_Do this_
Make an exact copy of all the records.

(Data items)
******
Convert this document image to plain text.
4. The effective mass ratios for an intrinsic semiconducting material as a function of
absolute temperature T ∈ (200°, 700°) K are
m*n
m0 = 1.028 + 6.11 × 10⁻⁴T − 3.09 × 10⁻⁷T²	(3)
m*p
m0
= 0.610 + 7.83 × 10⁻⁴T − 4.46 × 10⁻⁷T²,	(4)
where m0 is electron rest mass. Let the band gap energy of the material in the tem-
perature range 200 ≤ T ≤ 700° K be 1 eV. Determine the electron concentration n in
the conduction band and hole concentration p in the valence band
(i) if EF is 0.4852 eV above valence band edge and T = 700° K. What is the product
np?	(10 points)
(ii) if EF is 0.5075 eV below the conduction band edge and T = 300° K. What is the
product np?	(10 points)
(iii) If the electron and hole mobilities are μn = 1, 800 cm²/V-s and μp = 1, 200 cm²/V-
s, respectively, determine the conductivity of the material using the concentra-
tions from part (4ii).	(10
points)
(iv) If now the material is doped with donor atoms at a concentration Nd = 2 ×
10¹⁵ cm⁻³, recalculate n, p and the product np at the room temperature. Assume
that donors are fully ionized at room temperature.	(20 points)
******
_Exercise answer_
Convert this document image to plain text.
4. The effective mass ratios for an intrinsic semiconducting material as a function of
absolute temperature T ∈ (200°, 700°) K are
m*n
m0 = 1.028 + 6.11 × 10⁻⁴T − 3.09 × 10⁻⁷T²	(3)
m*p
m0
= 0.610 + 7.83 × 10⁻⁴T − 4.46 × 10⁻⁷T²,	(4)
where m0 is electron rest mass. Let the band gap energy of the material in the tem-
perature range 200 ≤ T ≤ 700° K be 1 eV. Determine the electron concentration n in
the conduction band and hole concentration p in the valence band
(i) if EF is 0.4852 eV above valence band edge and T = 700° K. What is the product
np?	(10 points)
(ii) if EF is 0.5075 eV below the conduction band edge and T = 300° K. What is the
product np?	(10 points)
(iii) If the electron and hole mobilities are μn = 1, 800 cm²/V-s and μp = 1, 200 cm²/V-
s, respectively, determine the conductivity of the material using the concentra-
tions from part (4ii).	(10
points)
(iv) If now the material is doped with donor atoms at a concentration Nd = 2 ×
10¹⁵ cm⁻³, recalculate n, p and the product np at the room temperature. Assume
that donors are fully ionized at room temperature.	(20 points)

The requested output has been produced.